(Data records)
⁂
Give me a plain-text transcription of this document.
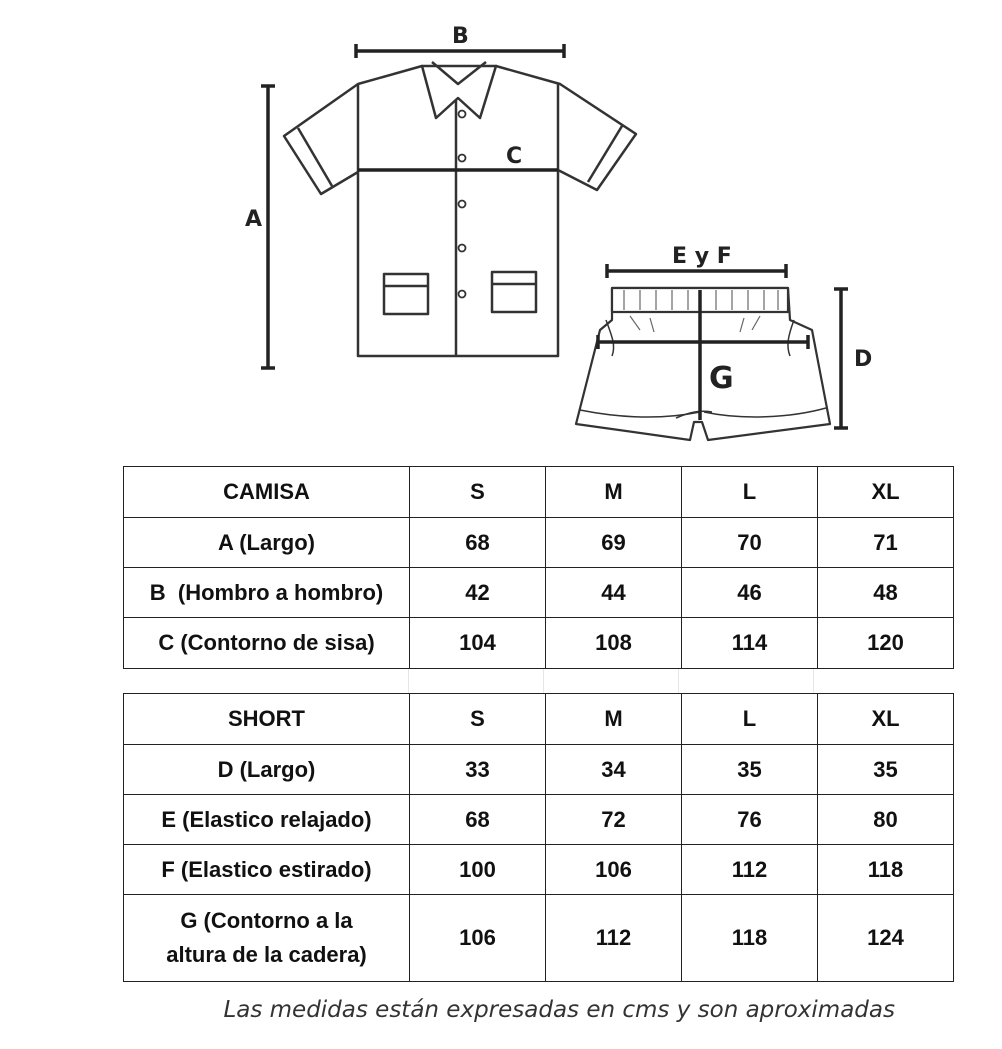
B
A
C
E y F
G
D
CAMISA	S	M	L	XL
A (Largo)	68	69	70	71
B  (Hombro a hombro)	42	44	46	48
C (Contorno de sisa)	104	108	114	120
SHORT	S	M	L	XL
D (Largo)	33	34	35	35
E (Elastico relajado)	68	72	76	80
F (Elastico estirado)	100	106	112	118

G (Contorno a la
altura de la cadera)	106	112	118	124
Las medidas están expresadas en cms y son aproximadas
⁂
WHAT IS ASKED: Copy out every line with the word "Elastico".

THE SOLUTION:
E (Elastico relajado)	68	72	76	80
F (Elastico estirado)	100	106	112	118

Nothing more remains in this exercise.